EXERCISE DATA =
"""

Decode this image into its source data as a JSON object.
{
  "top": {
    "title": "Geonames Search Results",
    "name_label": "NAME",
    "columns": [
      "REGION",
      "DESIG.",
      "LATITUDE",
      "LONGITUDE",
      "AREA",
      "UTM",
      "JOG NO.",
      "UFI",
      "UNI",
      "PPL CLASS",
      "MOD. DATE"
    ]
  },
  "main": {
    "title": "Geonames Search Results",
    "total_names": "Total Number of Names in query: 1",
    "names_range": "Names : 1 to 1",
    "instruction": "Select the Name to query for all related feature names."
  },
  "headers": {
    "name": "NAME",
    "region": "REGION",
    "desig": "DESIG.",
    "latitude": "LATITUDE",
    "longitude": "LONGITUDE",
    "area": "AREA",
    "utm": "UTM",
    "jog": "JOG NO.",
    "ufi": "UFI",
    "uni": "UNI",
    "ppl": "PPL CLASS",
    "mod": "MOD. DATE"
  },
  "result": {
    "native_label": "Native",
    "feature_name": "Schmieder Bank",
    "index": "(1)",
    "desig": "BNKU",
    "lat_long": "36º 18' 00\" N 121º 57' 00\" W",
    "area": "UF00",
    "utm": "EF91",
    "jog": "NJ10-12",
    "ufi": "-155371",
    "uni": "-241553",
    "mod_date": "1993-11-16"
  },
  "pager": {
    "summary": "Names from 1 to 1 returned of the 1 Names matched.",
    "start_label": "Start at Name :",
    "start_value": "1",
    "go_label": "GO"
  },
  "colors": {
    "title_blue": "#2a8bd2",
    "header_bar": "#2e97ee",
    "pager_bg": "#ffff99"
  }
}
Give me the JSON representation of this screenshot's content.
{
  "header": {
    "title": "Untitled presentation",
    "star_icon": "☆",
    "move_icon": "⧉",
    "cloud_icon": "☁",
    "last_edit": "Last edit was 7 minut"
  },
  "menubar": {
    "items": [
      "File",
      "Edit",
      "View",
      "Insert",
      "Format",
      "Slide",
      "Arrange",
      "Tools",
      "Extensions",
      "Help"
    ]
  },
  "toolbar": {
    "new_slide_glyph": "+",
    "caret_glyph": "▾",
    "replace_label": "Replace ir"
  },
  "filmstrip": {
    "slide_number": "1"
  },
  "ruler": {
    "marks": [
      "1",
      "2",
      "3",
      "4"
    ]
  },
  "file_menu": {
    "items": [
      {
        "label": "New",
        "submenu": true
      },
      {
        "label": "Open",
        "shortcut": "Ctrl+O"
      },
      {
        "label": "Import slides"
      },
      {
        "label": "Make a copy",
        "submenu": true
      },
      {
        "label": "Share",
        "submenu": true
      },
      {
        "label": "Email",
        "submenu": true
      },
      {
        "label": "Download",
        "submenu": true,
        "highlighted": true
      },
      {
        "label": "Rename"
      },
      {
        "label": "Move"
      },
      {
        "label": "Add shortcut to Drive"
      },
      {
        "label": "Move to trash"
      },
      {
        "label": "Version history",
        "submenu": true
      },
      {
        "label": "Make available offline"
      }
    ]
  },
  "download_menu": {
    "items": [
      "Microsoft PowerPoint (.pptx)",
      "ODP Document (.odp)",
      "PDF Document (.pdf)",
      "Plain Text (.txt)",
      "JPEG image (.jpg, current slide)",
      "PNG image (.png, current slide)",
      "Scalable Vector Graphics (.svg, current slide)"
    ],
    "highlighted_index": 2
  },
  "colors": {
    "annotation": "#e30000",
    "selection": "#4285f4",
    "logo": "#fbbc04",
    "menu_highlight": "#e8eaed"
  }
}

"""

EXERCISE BRIEF =
Find how many lines in the listing hold "image", and reply with that number only.

WRITTEN ANSWER =
3